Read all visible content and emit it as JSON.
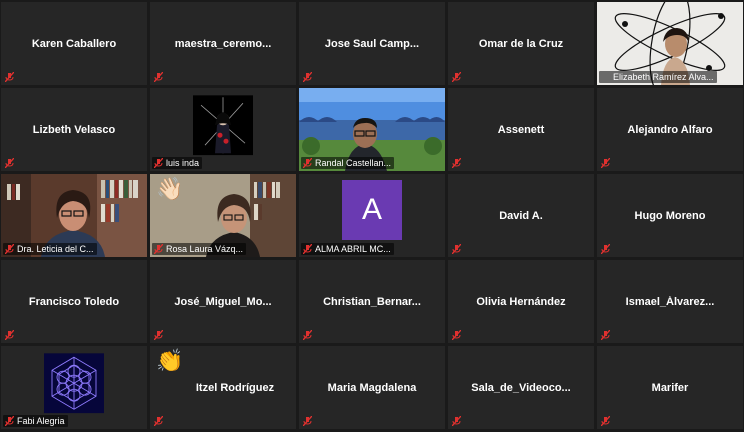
{
  "colors": {
    "tile_bg": "#262626",
    "active_border": "#e5e048",
    "muted_icon": "#e0312f",
    "avatar_purple": "#6a3ab2"
  },
  "participants": [
    {
      "name": "Karen Caballero",
      "style": "center"
    },
    {
      "name": "maestra_ceremo...",
      "style": "center"
    },
    {
      "name": "Jose Saul Camp...",
      "style": "center"
    },
    {
      "name": "Omar de la Cruz",
      "style": "center"
    },
    {
      "name": "Elizabeth Ramírez Alva...",
      "style": "video",
      "active": true
    },
    {
      "name": "Lizbeth Velasco",
      "style": "center"
    },
    {
      "name": "luis inda",
      "style": "image"
    },
    {
      "name": "Randal Castellan...",
      "style": "video"
    },
    {
      "name": "Assenett",
      "style": "center"
    },
    {
      "name": "Alejandro Alfaro",
      "style": "center"
    },
    {
      "name": "Dra. Leticia del C...",
      "style": "video"
    },
    {
      "name": "Rosa Laura Vázq...",
      "style": "video",
      "emoji": "👋🏻"
    },
    {
      "name": "ALMA ABRIL MC...",
      "style": "avatar",
      "avatar_letter": "A"
    },
    {
      "name": "David A.",
      "style": "center"
    },
    {
      "name": "Hugo Moreno",
      "style": "center"
    },
    {
      "name": "Francisco Toledo",
      "style": "center"
    },
    {
      "name": "José_Miguel_Mo...",
      "style": "center"
    },
    {
      "name": "Christian_Bernar...",
      "style": "center"
    },
    {
      "name": "Olivia Hernández",
      "style": "center"
    },
    {
      "name": "Ismael_Álvarez...",
      "style": "center"
    },
    {
      "name": "Fabi Alegria",
      "style": "image"
    },
    {
      "name": "Itzel Rodríguez",
      "style": "center",
      "emoji": "👏"
    },
    {
      "name": "Maria Magdalena",
      "style": "center"
    },
    {
      "name": "Sala_de_Videoco...",
      "style": "center"
    },
    {
      "name": "Marifer",
      "style": "center"
    }
  ]
}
○ ○ ○ ○
* **Problem to solve**
Return all the entries word for word, but omit any pictures they contain.

* **Solved problem**
Read all visible content and emit it as JSON.
{
  "colors": {
    "tile_bg": "#262626",
    "active_border": "#e5e048",
    "muted_icon": "#e0312f",
    "avatar_purple": "#6a3ab2"
  },
  "participants": [
    {
      "name": "Karen Caballero",
      "style": "center"
    },
    {
      "name": "maestra_ceremo...",
      "style": "center"
    },
    {
      "name": "Jose Saul Camp...",
      "style": "center"
    },
    {
      "name": "Omar de la Cruz",
      "style": "center"
    },
    {
      "name": "Elizabeth Ramírez Alva...",
      "style": "video",
      "active": true
    },
    {
      "name": "Lizbeth Velasco",
      "style": "center"
    },
    {
      "name": "luis inda",
      "style": "image"
    },
    {
      "name": "Randal Castellan...",
      "style": "video"
    },
    {
      "name": "Assenett",
      "style": "center"
    },
    {
      "name": "Alejandro Alfaro",
      "style": "center"
    },
    {
      "name": "Dra. Leticia del C...",
      "style": "video"
    },
    {
      "name": "Rosa Laura Vázq...",
      "style": "video",
      "emoji": "👋🏻"
    },
    {
      "name": "ALMA ABRIL MC...",
      "style": "avatar",
      "avatar_letter": "A"
    },
    {
      "name": "David A.",
      "style": "center"
    },
    {
      "name": "Hugo Moreno",
      "style": "center"
    },
    {
      "name": "Francisco Toledo",
      "style": "center"
    },
    {
      "name": "José_Miguel_Mo...",
      "style": "center"
    },
    {
      "name": "Christian_Bernar...",
      "style": "center"
    },
    {
      "name": "Olivia Hernández",
      "style": "center"
    },
    {
      "name": "Ismael_Álvarez...",
      "style": "center"
    },
    {
      "name": "Fabi Alegria",
      "style": "image"
    },
    {
      "name": "Itzel Rodríguez",
      "style": "center",
      "emoji": "👏"
    },
    {
      "name": "Maria Magdalena",
      "style": "center"
    },
    {
      "name": "Sala_de_Videoco...",
      "style": "center"
    },
    {
      "name": "Marifer",
      "style": "center"
    }
  ]
}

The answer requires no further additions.